== Entries supplied

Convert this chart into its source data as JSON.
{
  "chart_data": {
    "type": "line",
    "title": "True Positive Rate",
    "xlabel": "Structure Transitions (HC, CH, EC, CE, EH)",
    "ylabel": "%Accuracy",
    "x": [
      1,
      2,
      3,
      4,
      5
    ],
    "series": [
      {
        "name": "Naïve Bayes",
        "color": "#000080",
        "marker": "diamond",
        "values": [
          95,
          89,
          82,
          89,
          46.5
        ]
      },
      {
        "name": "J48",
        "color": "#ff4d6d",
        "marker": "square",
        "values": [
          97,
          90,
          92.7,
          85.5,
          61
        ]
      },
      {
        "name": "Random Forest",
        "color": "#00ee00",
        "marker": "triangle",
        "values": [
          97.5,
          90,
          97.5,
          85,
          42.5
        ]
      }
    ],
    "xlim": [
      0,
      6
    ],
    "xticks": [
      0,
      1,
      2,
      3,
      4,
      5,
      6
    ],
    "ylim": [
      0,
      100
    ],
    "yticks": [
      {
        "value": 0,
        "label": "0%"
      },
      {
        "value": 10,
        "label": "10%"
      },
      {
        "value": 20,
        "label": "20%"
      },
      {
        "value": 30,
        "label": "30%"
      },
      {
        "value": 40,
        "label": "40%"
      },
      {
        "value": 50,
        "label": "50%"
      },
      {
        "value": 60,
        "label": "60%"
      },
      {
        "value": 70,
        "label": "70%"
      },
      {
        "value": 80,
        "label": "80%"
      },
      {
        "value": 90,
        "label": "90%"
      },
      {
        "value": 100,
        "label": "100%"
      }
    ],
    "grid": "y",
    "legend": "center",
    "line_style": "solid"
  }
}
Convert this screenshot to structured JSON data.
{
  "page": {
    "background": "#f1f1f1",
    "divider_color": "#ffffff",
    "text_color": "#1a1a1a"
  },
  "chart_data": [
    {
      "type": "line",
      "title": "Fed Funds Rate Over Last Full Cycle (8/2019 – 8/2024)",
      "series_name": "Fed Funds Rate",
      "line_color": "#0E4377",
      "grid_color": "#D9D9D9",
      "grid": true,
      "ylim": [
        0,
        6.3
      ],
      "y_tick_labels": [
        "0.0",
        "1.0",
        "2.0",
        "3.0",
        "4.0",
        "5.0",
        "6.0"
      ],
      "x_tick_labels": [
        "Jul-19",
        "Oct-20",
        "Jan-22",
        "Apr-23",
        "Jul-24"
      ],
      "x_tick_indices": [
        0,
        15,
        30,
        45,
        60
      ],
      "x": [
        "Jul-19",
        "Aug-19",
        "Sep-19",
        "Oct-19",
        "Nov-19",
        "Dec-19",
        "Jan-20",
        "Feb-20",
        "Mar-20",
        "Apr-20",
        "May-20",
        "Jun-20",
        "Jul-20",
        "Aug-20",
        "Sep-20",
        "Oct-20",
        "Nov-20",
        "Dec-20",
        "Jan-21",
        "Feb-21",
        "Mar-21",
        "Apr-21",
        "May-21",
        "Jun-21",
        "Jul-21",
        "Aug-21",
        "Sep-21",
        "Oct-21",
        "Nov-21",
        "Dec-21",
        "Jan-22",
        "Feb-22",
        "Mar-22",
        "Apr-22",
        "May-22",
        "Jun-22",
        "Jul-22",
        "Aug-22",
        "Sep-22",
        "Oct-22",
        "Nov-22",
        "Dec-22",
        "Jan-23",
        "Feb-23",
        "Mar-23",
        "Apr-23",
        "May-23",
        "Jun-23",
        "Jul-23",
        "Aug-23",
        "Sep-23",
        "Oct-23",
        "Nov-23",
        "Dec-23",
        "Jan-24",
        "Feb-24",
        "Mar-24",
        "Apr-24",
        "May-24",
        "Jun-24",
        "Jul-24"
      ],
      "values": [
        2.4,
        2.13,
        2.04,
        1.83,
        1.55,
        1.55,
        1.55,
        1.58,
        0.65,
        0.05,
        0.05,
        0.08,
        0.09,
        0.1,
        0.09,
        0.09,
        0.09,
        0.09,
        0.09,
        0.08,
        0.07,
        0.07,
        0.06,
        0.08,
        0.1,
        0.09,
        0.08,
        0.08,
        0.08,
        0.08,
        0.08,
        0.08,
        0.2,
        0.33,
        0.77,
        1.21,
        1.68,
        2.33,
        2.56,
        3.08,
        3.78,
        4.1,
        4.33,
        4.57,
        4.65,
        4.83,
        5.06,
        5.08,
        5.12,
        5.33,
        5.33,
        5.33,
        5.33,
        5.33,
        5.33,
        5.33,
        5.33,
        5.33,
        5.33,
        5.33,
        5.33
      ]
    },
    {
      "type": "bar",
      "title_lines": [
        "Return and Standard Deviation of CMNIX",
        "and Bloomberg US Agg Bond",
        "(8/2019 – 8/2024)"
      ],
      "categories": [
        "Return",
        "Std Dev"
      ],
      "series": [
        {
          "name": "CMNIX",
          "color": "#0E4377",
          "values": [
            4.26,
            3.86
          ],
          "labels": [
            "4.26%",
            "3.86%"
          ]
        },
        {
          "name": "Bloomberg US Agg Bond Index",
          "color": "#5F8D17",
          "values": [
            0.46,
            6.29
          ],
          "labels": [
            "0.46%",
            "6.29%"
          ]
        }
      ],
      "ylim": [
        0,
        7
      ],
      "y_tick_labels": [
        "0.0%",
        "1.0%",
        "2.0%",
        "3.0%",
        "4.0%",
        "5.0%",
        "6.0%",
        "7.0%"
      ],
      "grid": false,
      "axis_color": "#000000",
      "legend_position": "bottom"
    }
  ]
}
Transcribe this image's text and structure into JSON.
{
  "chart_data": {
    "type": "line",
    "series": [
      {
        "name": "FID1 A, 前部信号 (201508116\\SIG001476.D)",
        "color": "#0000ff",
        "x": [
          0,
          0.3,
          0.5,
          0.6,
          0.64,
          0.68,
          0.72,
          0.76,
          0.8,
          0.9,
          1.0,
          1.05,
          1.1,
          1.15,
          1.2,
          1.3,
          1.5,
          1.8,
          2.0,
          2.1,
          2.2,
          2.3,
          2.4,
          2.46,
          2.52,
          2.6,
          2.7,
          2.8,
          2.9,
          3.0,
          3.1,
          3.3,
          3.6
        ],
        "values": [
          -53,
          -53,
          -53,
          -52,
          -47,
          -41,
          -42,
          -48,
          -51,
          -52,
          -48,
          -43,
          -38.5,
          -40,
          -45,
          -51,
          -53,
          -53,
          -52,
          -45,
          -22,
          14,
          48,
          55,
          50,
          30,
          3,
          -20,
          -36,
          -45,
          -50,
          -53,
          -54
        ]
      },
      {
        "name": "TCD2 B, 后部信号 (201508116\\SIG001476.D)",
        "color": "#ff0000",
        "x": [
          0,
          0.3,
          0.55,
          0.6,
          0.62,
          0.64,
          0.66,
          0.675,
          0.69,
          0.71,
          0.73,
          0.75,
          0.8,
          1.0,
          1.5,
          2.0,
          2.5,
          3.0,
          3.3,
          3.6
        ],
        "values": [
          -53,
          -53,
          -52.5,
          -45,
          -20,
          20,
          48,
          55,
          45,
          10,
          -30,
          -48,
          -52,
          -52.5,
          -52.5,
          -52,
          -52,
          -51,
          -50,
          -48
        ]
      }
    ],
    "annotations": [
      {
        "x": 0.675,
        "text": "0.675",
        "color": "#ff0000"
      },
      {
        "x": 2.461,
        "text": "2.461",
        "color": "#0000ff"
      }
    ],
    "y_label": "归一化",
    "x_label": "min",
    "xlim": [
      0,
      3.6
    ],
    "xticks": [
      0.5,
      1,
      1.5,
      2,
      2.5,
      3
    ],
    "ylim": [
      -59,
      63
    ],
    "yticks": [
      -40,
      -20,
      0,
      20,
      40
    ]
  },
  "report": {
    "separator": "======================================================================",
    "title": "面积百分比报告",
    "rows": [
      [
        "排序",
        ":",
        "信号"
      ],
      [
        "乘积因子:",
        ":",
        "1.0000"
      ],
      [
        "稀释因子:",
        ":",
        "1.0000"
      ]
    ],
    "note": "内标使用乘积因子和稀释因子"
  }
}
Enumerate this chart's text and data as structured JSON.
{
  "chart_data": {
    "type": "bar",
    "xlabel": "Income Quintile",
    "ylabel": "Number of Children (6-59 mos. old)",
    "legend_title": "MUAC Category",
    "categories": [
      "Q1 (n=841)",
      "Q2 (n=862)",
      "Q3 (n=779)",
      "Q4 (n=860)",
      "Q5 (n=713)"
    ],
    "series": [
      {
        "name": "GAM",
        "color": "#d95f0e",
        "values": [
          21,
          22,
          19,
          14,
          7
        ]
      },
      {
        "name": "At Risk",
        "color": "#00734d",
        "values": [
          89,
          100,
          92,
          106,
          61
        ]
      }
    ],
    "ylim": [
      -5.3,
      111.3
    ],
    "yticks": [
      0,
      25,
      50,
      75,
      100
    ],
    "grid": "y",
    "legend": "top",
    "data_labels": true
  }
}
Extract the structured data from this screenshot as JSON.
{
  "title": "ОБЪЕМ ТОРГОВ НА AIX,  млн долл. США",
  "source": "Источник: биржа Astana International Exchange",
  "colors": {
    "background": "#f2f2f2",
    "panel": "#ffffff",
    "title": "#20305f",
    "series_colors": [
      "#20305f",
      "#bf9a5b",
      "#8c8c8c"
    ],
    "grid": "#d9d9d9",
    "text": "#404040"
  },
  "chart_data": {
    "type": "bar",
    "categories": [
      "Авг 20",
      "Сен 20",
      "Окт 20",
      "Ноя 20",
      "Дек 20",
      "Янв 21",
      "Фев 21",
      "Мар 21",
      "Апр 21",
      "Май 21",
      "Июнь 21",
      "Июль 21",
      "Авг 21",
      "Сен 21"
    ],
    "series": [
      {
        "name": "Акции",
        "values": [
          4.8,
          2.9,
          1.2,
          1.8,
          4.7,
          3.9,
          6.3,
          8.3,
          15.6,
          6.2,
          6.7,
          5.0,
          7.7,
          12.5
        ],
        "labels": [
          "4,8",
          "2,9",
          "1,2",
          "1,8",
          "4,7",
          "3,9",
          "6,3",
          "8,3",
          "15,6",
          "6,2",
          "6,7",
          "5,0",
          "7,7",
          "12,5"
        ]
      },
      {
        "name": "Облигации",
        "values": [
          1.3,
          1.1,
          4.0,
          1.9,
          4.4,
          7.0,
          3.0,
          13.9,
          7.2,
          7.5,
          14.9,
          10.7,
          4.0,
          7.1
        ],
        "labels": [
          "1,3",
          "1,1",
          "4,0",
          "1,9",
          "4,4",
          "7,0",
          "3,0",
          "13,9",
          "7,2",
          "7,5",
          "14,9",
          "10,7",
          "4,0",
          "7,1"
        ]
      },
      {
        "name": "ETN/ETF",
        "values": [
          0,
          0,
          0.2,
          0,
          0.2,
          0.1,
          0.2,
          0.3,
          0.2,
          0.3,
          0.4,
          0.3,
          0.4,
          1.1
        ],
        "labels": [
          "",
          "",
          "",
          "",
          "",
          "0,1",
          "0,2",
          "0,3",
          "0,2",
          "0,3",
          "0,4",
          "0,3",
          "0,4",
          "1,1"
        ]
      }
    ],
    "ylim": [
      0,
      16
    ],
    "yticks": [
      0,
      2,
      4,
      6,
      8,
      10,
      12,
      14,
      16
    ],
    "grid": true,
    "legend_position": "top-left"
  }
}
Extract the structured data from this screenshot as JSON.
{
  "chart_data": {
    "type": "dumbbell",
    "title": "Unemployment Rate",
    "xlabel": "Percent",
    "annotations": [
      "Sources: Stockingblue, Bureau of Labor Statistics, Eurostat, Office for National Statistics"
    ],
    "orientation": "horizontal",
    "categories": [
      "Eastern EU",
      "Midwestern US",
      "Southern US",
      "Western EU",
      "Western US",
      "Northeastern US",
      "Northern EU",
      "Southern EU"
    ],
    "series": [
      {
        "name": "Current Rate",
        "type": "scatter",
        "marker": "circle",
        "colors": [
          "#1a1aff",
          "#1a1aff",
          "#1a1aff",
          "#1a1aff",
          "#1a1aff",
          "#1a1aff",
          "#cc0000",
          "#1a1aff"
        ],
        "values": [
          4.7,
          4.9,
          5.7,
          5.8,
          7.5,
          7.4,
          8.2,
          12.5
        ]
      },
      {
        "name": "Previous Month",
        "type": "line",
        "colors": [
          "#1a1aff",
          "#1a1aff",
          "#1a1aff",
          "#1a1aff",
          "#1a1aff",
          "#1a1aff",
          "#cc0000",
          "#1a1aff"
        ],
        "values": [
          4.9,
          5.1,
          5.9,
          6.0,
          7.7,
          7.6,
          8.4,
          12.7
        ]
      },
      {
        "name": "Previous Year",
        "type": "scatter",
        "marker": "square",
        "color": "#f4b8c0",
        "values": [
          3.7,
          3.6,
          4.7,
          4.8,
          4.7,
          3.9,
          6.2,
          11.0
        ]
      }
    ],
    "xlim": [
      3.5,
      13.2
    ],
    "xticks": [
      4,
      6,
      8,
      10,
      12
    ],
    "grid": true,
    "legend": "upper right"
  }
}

====

In the material above, find the lines that contain "Return" and show them.

        "Return and Standard Deviation of CMNIX",
        "Return",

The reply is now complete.